# What to do
Set down each record exactly as written.

# Records for the exercise
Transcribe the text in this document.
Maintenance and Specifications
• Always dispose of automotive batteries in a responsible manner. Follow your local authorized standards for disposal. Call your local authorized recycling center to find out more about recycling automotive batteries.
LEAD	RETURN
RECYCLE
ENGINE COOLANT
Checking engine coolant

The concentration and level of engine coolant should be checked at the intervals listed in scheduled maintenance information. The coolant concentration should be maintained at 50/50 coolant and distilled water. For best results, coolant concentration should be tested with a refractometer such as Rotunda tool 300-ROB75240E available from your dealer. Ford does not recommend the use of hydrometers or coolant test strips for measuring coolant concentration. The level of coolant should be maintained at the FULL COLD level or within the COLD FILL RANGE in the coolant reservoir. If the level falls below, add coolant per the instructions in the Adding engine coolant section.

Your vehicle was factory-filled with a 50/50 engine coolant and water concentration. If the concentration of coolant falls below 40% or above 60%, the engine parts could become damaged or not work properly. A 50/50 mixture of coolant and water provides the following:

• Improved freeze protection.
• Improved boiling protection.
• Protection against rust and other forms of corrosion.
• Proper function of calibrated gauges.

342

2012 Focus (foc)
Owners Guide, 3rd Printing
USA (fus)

# Complete output
Transcribe the text in this document.
Maintenance and Specifications
• Always dispose of automotive batteries in a responsible manner. Follow your local authorized standards for disposal. Call your local authorized recycling center to find out more about recycling automotive batteries.
LEAD	RETURN
RECYCLE
ENGINE COOLANT
Checking engine coolant

The concentration and level of engine coolant should be checked at the intervals listed in scheduled maintenance information. The coolant concentration should be maintained at 50/50 coolant and distilled water. For best results, coolant concentration should be tested with a refractometer such as Rotunda tool 300-ROB75240E available from your dealer. Ford does not recommend the use of hydrometers or coolant test strips for measuring coolant concentration. The level of coolant should be maintained at the FULL COLD level or within the COLD FILL RANGE in the coolant reservoir. If the level falls below, add coolant per the instructions in the Adding engine coolant section.

Your vehicle was factory-filled with a 50/50 engine coolant and water concentration. If the concentration of coolant falls below 40% or above 60%, the engine parts could become damaged or not work properly. A 50/50 mixture of coolant and water provides the following:

• Improved freeze protection.
• Improved boiling protection.
• Protection against rust and other forms of corrosion.
• Proper function of calibrated gauges.

342

2012 Focus (foc)
Owners Guide, 3rd Printing
USA (fus)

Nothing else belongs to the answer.